>> START Information shown

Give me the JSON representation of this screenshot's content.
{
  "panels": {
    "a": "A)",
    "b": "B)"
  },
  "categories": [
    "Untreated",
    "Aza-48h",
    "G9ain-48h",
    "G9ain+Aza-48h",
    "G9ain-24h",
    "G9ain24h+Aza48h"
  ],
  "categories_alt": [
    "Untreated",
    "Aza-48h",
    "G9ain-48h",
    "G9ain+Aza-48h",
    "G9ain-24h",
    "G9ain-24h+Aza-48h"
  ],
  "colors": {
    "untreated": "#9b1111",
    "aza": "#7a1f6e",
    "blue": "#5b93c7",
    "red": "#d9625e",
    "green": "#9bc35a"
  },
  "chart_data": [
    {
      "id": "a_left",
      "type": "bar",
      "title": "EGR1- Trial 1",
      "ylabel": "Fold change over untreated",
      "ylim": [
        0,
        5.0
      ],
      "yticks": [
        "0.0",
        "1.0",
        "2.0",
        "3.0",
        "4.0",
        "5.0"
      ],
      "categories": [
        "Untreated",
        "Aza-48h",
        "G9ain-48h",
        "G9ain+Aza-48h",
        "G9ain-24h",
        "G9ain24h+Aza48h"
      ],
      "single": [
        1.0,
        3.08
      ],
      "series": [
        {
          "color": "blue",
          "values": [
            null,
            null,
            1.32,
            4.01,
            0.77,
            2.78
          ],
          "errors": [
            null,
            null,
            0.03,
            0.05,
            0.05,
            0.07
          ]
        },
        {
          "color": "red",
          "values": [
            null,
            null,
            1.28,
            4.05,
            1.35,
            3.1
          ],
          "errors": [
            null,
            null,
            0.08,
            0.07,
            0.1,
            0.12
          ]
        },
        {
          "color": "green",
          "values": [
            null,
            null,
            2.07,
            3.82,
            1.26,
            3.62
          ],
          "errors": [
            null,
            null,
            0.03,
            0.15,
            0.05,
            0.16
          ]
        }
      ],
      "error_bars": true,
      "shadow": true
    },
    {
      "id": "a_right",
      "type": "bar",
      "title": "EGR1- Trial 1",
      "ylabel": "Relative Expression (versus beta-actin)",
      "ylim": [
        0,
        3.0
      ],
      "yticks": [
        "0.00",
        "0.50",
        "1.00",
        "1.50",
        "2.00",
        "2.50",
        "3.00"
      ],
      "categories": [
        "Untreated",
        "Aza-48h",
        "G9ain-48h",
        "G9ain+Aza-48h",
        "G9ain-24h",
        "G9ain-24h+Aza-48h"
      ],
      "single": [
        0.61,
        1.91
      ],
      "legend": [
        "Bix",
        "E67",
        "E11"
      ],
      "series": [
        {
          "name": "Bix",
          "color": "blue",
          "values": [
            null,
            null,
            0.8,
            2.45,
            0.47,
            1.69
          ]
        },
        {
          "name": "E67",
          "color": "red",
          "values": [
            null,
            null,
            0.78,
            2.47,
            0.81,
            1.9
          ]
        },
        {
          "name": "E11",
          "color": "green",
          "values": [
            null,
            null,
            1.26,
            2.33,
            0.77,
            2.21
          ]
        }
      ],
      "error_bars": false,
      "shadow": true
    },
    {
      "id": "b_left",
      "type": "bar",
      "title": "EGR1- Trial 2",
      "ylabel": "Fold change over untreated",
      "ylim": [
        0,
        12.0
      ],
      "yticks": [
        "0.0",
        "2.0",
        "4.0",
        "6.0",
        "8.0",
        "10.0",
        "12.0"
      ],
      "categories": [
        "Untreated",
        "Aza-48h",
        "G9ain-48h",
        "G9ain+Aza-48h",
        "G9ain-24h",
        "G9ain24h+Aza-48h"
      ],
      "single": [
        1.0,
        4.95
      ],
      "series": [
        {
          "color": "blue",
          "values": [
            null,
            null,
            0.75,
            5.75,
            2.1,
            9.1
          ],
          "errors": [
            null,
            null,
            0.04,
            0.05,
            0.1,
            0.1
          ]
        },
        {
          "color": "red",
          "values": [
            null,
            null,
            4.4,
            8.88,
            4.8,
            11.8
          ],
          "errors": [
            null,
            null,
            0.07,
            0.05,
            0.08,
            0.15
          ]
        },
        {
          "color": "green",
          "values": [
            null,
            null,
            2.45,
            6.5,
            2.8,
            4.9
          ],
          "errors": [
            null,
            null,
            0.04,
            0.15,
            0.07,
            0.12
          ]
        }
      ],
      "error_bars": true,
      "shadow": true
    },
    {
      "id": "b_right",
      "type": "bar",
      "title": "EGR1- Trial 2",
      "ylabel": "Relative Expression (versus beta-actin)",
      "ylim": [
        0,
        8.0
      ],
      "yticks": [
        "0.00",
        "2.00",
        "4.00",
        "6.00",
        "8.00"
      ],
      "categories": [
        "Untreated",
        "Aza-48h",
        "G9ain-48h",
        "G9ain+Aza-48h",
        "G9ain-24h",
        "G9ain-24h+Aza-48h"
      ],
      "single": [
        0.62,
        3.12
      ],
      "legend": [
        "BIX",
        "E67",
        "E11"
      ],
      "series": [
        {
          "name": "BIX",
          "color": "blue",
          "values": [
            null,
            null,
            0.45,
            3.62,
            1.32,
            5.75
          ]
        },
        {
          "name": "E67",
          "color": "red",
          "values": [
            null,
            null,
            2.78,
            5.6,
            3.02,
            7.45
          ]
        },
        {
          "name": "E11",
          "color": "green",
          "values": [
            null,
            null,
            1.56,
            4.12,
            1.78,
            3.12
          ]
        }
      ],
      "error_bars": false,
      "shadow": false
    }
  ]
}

>> END Information shown

Directions for this task:
Write every line of the material above again, exactly.

Correct response:
Give me the JSON representation of this screenshot's content.
{
  "panels": {
    "a": "A)",
    "b": "B)"
  },
  "categories": [
    "Untreated",
    "Aza-48h",
    "G9ain-48h",
    "G9ain+Aza-48h",
    "G9ain-24h",
    "G9ain24h+Aza48h"
  ],
  "categories_alt": [
    "Untreated",
    "Aza-48h",
    "G9ain-48h",
    "G9ain+Aza-48h",
    "G9ain-24h",
    "G9ain-24h+Aza-48h"
  ],
  "colors": {
    "untreated": "#9b1111",
    "aza": "#7a1f6e",
    "blue": "#5b93c7",
    "red": "#d9625e",
    "green": "#9bc35a"
  },
  "chart_data": [
    {
      "id": "a_left",
      "type": "bar",
      "title": "EGR1- Trial 1",
      "ylabel": "Fold change over untreated",
      "ylim": [
        0,
        5.0
      ],
      "yticks": [
        "0.0",
        "1.0",
        "2.0",
        "3.0",
        "4.0",
        "5.0"
      ],
      "categories": [
        "Untreated",
        "Aza-48h",
        "G9ain-48h",
        "G9ain+Aza-48h",
        "G9ain-24h",
        "G9ain24h+Aza48h"
      ],
      "single": [
        1.0,
        3.08
      ],
      "series": [
        {
          "color": "blue",
          "values": [
            null,
            null,
            1.32,
            4.01,
            0.77,
            2.78
          ],
          "errors": [
            null,
            null,
            0.03,
            0.05,
            0.05,
            0.07
          ]
        },
        {
          "color": "red",
          "values": [
            null,
            null,
            1.28,
            4.05,
            1.35,
            3.1
          ],
          "errors": [
            null,
            null,
            0.08,
            0.07,
            0.1,
            0.12
          ]
        },
        {
          "color": "green",
          "values": [
            null,
            null,
            2.07,
            3.82,
            1.26,
            3.62
          ],
          "errors": [
            null,
            null,
            0.03,
            0.15,
            0.05,
            0.16
          ]
        }
      ],
      "error_bars": true,
      "shadow": true
    },
    {
      "id": "a_right",
      "type": "bar",
      "title": "EGR1- Trial 1",
      "ylabel": "Relative Expression (versus beta-actin)",
      "ylim": [
        0,
        3.0
      ],
      "yticks": [
        "0.00",
        "0.50",
        "1.00",
        "1.50",
        "2.00",
        "2.50",
        "3.00"
      ],
      "categories": [
        "Untreated",
        "Aza-48h",
        "G9ain-48h",
        "G9ain+Aza-48h",
        "G9ain-24h",
        "G9ain-24h+Aza-48h"
      ],
      "single": [
        0.61,
        1.91
      ],
      "legend": [
        "Bix",
        "E67",
        "E11"
      ],
      "series": [
        {
          "name": "Bix",
          "color": "blue",
          "values": [
            null,
            null,
            0.8,
            2.45,
            0.47,
            1.69
          ]
        },
        {
          "name": "E67",
          "color": "red",
          "values": [
            null,
            null,
            0.78,
            2.47,
            0.81,
            1.9
          ]
        },
        {
          "name": "E11",
          "color": "green",
          "values": [
            null,
            null,
            1.26,
            2.33,
            0.77,
            2.21
          ]
        }
      ],
      "error_bars": false,
      "shadow": true
    },
    {
      "id": "b_left",
      "type": "bar",
      "title": "EGR1- Trial 2",
      "ylabel": "Fold change over untreated",
      "ylim": [
        0,
        12.0
      ],
      "yticks": [
        "0.0",
        "2.0",
        "4.0",
        "6.0",
        "8.0",
        "10.0",
        "12.0"
      ],
      "categories": [
        "Untreated",
        "Aza-48h",
        "G9ain-48h",
        "G9ain+Aza-48h",
        "G9ain-24h",
        "G9ain24h+Aza-48h"
      ],
      "single": [
        1.0,
        4.95
      ],
      "series": [
        {
          "color": "blue",
          "values": [
            null,
            null,
            0.75,
            5.75,
            2.1,
            9.1
          ],
          "errors": [
            null,
            null,
            0.04,
            0.05,
            0.1,
            0.1
          ]
        },
        {
          "color": "red",
          "values": [
            null,
            null,
            4.4,
            8.88,
            4.8,
            11.8
          ],
          "errors": [
            null,
            null,
            0.07,
            0.05,
            0.08,
            0.15
          ]
        },
        {
          "color": "green",
          "values": [
            null,
            null,
            2.45,
            6.5,
            2.8,
            4.9
          ],
          "errors": [
            null,
            null,
            0.04,
            0.15,
            0.07,
            0.12
          ]
        }
      ],
      "error_bars": true,
      "shadow": true
    },
    {
      "id": "b_right",
      "type": "bar",
      "title": "EGR1- Trial 2",
      "ylabel": "Relative Expression (versus beta-actin)",
      "ylim": [
        0,
        8.0
      ],
      "yticks": [
        "0.00",
        "2.00",
        "4.00",
        "6.00",
        "8.00"
      ],
      "categories": [
        "Untreated",
        "Aza-48h",
        "G9ain-48h",
        "G9ain+Aza-48h",
        "G9ain-24h",
        "G9ain-24h+Aza-48h"
      ],
      "single": [
        0.62,
        3.12
      ],
      "legend": [
        "BIX",
        "E67",
        "E11"
      ],
      "series": [
        {
          "name": "BIX",
          "color": "blue",
          "values": [
            null,
            null,
            0.45,
            3.62,
            1.32,
            5.75
          ]
        },
        {
          "name": "E67",
          "color": "red",
          "values": [
            null,
            null,
            2.78,
            5.6,
            3.02,
            7.45
          ]
        },
        {
          "name": "E11",
          "color": "green",
          "values": [
            null,
            null,
            1.56,
            4.12,
            1.78,
            3.12
          ]
        }
      ],
      "error_bars": false,
      "shadow": false
    }
  ]
}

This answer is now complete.